* start DATA FOR THE TASK *

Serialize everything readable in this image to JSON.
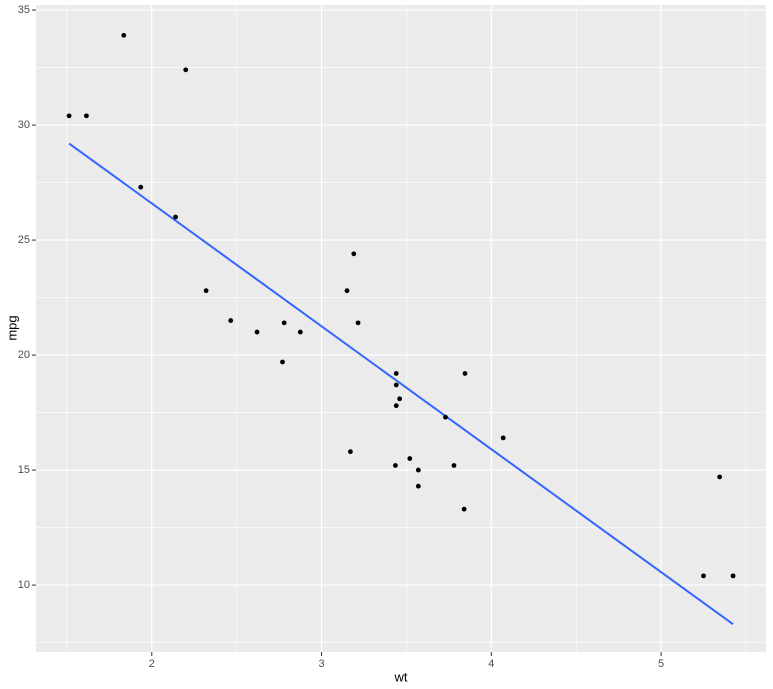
{
  "chart_data": {
    "type": "scatter",
    "x_label": "wt",
    "y_label": "mpg",
    "x": [
      2.62,
      2.875,
      2.32,
      3.215,
      3.44,
      3.46,
      3.57,
      3.19,
      3.15,
      3.44,
      3.44,
      4.07,
      3.73,
      3.78,
      5.25,
      5.424,
      5.345,
      2.2,
      1.615,
      1.835,
      2.465,
      3.52,
      3.435,
      3.84,
      3.845,
      1.935,
      2.14,
      1.513,
      3.17,
      2.77,
      3.57,
      2.78
    ],
    "values": [
      21.0,
      21.0,
      22.8,
      21.4,
      18.7,
      18.1,
      14.3,
      24.4,
      22.8,
      19.2,
      17.8,
      16.4,
      17.3,
      15.2,
      10.4,
      10.4,
      14.7,
      32.4,
      30.4,
      33.9,
      21.5,
      15.5,
      15.2,
      13.3,
      19.2,
      27.3,
      26.0,
      30.4,
      15.8,
      19.7,
      15.0,
      21.4
    ],
    "color": "#000000",
    "fit": {
      "x": [
        1.513,
        5.424
      ],
      "values": [
        29.198,
        8.297
      ],
      "color": "#3366ff"
    },
    "xlim": [
      1.318,
      5.618
    ],
    "ylim": [
      7.09,
      35.22
    ],
    "xticks": [
      2,
      3,
      4,
      5
    ],
    "yticks": [
      10,
      15,
      20,
      25,
      30,
      35
    ],
    "grid": true
  }
}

* end DATA FOR THE TASK *

## TASK BRIEF
Make a verbatim copy of all the entries and strip out the pictures.

## FINISHED TASK
Serialize everything readable in this image to JSON.
{
  "chart_data": {
    "type": "scatter",
    "x_label": "wt",
    "y_label": "mpg",
    "x": [
      2.62,
      2.875,
      2.32,
      3.215,
      3.44,
      3.46,
      3.57,
      3.19,
      3.15,
      3.44,
      3.44,
      4.07,
      3.73,
      3.78,
      5.25,
      5.424,
      5.345,
      2.2,
      1.615,
      1.835,
      2.465,
      3.52,
      3.435,
      3.84,
      3.845,
      1.935,
      2.14,
      1.513,
      3.17,
      2.77,
      3.57,
      2.78
    ],
    "values": [
      21.0,
      21.0,
      22.8,
      21.4,
      18.7,
      18.1,
      14.3,
      24.4,
      22.8,
      19.2,
      17.8,
      16.4,
      17.3,
      15.2,
      10.4,
      10.4,
      14.7,
      32.4,
      30.4,
      33.9,
      21.5,
      15.5,
      15.2,
      13.3,
      19.2,
      27.3,
      26.0,
      30.4,
      15.8,
      19.7,
      15.0,
      21.4
    ],
    "color": "#000000",
    "fit": {
      "x": [
        1.513,
        5.424
      ],
      "values": [
        29.198,
        8.297
      ],
      "color": "#3366ff"
    },
    "xlim": [
      1.318,
      5.618
    ],
    "ylim": [
      7.09,
      35.22
    ],
    "xticks": [
      2,
      3,
      4,
      5
    ],
    "yticks": [
      10,
      15,
      20,
      25,
      30,
      35
    ],
    "grid": true
  }
}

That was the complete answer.